--- start of LISTING ---
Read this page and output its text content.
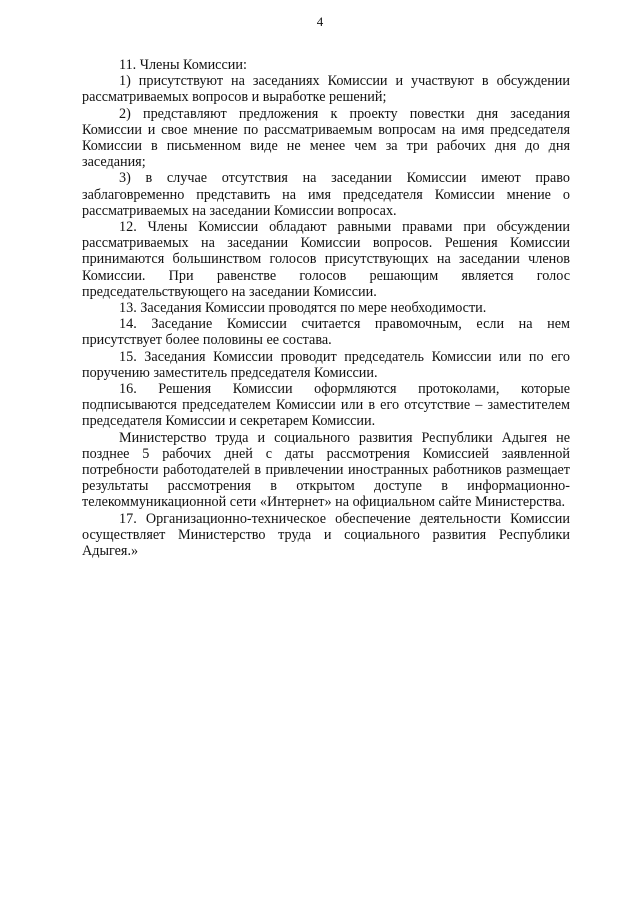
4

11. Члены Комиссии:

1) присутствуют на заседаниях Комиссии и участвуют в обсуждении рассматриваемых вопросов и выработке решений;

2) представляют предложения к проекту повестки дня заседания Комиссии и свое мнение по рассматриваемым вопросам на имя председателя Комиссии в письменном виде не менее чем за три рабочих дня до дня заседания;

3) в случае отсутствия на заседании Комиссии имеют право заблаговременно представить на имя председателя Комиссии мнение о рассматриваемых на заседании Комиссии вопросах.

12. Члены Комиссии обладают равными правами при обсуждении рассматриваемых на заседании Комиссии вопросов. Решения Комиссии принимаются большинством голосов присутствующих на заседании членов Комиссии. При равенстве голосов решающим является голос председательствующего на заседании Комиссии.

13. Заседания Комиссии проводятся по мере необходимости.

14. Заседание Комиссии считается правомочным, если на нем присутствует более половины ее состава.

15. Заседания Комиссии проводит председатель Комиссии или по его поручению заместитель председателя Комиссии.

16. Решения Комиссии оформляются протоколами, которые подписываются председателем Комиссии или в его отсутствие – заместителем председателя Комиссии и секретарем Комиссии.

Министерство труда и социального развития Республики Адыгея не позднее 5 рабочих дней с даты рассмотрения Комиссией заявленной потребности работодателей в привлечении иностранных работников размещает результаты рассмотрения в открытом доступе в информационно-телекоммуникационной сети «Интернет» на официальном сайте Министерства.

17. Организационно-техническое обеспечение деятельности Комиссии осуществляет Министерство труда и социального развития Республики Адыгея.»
--- end of LISTING ---
INSTRUCTIONS FOR THE TASK | Retype the records exactly. Any image in them should not appear in what you write.

FULL SOLUTION |
Read this page and output its text content.
4

11. Члены Комиссии:

1) присутствуют на заседаниях Комиссии и участвуют в обсуждении рассматриваемых вопросов и выработке решений;

2) представляют предложения к проекту повестки дня заседания Комиссии и свое мнение по рассматриваемым вопросам на имя председателя Комиссии в письменном виде не менее чем за три рабочих дня до дня заседания;

3) в случае отсутствия на заседании Комиссии имеют право заблаговременно представить на имя председателя Комиссии мнение о рассматриваемых на заседании Комиссии вопросах.

12. Члены Комиссии обладают равными правами при обсуждении рассматриваемых на заседании Комиссии вопросов. Решения Комиссии принимаются большинством голосов присутствующих на заседании членов Комиссии. При равенстве голосов решающим является голос председательствующего на заседании Комиссии.

13. Заседания Комиссии проводятся по мере необходимости.

14. Заседание Комиссии считается правомочным, если на нем присутствует более половины ее состава.

15. Заседания Комиссии проводит председатель Комиссии или по его поручению заместитель председателя Комиссии.

16. Решения Комиссии оформляются протоколами, которые подписываются председателем Комиссии или в его отсутствие – заместителем председателя Комиссии и секретарем Комиссии.

Министерство труда и социального развития Республики Адыгея не позднее 5 рабочих дней с даты рассмотрения Комиссией заявленной потребности работодателей в привлечении иностранных работников размещает результаты рассмотрения в открытом доступе в информационно-телекоммуникационной сети «Интернет» на официальном сайте Министерства.

17. Организационно-техническое обеспечение деятельности Комиссии осуществляет Министерство труда и социального развития Республики Адыгея.»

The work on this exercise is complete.